- **Given data**

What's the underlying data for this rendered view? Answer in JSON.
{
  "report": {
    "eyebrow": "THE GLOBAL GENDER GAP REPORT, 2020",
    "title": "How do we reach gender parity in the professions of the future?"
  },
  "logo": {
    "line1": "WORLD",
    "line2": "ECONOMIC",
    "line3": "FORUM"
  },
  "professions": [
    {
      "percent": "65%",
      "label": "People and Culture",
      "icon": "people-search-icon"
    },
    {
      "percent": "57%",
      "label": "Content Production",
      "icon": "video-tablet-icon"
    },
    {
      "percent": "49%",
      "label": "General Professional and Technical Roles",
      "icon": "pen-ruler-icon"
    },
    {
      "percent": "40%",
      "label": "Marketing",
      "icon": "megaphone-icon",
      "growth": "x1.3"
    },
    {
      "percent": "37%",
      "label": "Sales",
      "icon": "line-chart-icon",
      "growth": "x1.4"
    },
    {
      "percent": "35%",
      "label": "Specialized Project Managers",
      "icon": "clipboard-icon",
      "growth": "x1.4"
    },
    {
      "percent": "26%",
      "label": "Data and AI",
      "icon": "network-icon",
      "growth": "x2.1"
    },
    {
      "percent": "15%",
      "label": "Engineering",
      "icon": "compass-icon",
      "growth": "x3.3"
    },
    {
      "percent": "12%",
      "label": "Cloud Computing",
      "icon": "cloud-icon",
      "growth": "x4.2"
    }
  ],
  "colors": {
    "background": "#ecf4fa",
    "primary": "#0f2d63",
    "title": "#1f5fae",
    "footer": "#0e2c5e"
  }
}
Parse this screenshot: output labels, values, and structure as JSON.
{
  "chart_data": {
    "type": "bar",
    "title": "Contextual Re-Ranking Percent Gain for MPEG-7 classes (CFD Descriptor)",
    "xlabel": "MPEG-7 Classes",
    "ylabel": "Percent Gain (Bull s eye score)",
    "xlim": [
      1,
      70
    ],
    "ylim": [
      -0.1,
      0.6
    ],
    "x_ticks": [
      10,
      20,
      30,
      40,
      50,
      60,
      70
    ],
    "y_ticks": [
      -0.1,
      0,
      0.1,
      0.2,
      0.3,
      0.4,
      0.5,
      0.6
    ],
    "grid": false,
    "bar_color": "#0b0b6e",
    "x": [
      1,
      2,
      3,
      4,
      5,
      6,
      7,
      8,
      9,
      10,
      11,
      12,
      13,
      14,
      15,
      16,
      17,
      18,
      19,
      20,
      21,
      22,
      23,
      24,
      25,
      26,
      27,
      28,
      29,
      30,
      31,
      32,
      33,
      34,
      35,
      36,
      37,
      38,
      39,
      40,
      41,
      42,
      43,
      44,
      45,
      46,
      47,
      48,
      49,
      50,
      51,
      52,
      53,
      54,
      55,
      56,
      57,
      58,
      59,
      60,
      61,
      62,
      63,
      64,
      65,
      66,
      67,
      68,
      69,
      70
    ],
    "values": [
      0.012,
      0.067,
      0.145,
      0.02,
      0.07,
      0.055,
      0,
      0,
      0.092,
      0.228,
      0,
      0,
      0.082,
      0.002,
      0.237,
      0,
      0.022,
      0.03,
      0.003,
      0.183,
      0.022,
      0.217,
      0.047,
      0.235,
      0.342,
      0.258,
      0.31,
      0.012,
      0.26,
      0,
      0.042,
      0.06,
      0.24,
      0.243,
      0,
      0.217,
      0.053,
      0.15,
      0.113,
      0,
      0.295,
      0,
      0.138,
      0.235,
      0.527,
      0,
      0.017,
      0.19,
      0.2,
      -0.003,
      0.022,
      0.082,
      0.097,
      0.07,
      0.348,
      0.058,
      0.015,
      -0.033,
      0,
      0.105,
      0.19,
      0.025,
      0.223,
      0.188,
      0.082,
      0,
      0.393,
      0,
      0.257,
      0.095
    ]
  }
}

- **Given exercise**
Reproduce the material above, every line of it, exactly.

- **Solution to this problem**
What's the underlying data for this rendered view? Answer in JSON.
{
  "report": {
    "eyebrow": "THE GLOBAL GENDER GAP REPORT, 2020",
    "title": "How do we reach gender parity in the professions of the future?"
  },
  "logo": {
    "line1": "WORLD",
    "line2": "ECONOMIC",
    "line3": "FORUM"
  },
  "professions": [
    {
      "percent": "65%",
      "label": "People and Culture",
      "icon": "people-search-icon"
    },
    {
      "percent": "57%",
      "label": "Content Production",
      "icon": "video-tablet-icon"
    },
    {
      "percent": "49%",
      "label": "General Professional and Technical Roles",
      "icon": "pen-ruler-icon"
    },
    {
      "percent": "40%",
      "label": "Marketing",
      "icon": "megaphone-icon",
      "growth": "x1.3"
    },
    {
      "percent": "37%",
      "label": "Sales",
      "icon": "line-chart-icon",
      "growth": "x1.4"
    },
    {
      "percent": "35%",
      "label": "Specialized Project Managers",
      "icon": "clipboard-icon",
      "growth": "x1.4"
    },
    {
      "percent": "26%",
      "label": "Data and AI",
      "icon": "network-icon",
      "growth": "x2.1"
    },
    {
      "percent": "15%",
      "label": "Engineering",
      "icon": "compass-icon",
      "growth": "x3.3"
    },
    {
      "percent": "12%",
      "label": "Cloud Computing",
      "icon": "cloud-icon",
      "growth": "x4.2"
    }
  ],
  "colors": {
    "background": "#ecf4fa",
    "primary": "#0f2d63",
    "title": "#1f5fae",
    "footer": "#0e2c5e"
  }
}
Parse this screenshot: output labels, values, and structure as JSON.
{
  "chart_data": {
    "type": "bar",
    "title": "Contextual Re-Ranking Percent Gain for MPEG-7 classes (CFD Descriptor)",
    "xlabel": "MPEG-7 Classes",
    "ylabel": "Percent Gain (Bull s eye score)",
    "xlim": [
      1,
      70
    ],
    "ylim": [
      -0.1,
      0.6
    ],
    "x_ticks": [
      10,
      20,
      30,
      40,
      50,
      60,
      70
    ],
    "y_ticks": [
      -0.1,
      0,
      0.1,
      0.2,
      0.3,
      0.4,
      0.5,
      0.6
    ],
    "grid": false,
    "bar_color": "#0b0b6e",
    "x": [
      1,
      2,
      3,
      4,
      5,
      6,
      7,
      8,
      9,
      10,
      11,
      12,
      13,
      14,
      15,
      16,
      17,
      18,
      19,
      20,
      21,
      22,
      23,
      24,
      25,
      26,
      27,
      28,
      29,
      30,
      31,
      32,
      33,
      34,
      35,
      36,
      37,
      38,
      39,
      40,
      41,
      42,
      43,
      44,
      45,
      46,
      47,
      48,
      49,
      50,
      51,
      52,
      53,
      54,
      55,
      56,
      57,
      58,
      59,
      60,
      61,
      62,
      63,
      64,
      65,
      66,
      67,
      68,
      69,
      70
    ],
    "values": [
      0.012,
      0.067,
      0.145,
      0.02,
      0.07,
      0.055,
      0,
      0,
      0.092,
      0.228,
      0,
      0,
      0.082,
      0.002,
      0.237,
      0,
      0.022,
      0.03,
      0.003,
      0.183,
      0.022,
      0.217,
      0.047,
      0.235,
      0.342,
      0.258,
      0.31,
      0.012,
      0.26,
      0,
      0.042,
      0.06,
      0.24,
      0.243,
      0,
      0.217,
      0.053,
      0.15,
      0.113,
      0,
      0.295,
      0,
      0.138,
      0.235,
      0.527,
      0,
      0.017,
      0.19,
      0.2,
      -0.003,
      0.022,
      0.082,
      0.097,
      0.07,
      0.348,
      0.058,
      0.015,
      -0.033,
      0,
      0.105,
      0.19,
      0.025,
      0.223,
      0.188,
      0.082,
      0,
      0.393,
      0,
      0.257,
      0.095
    ]
  }
}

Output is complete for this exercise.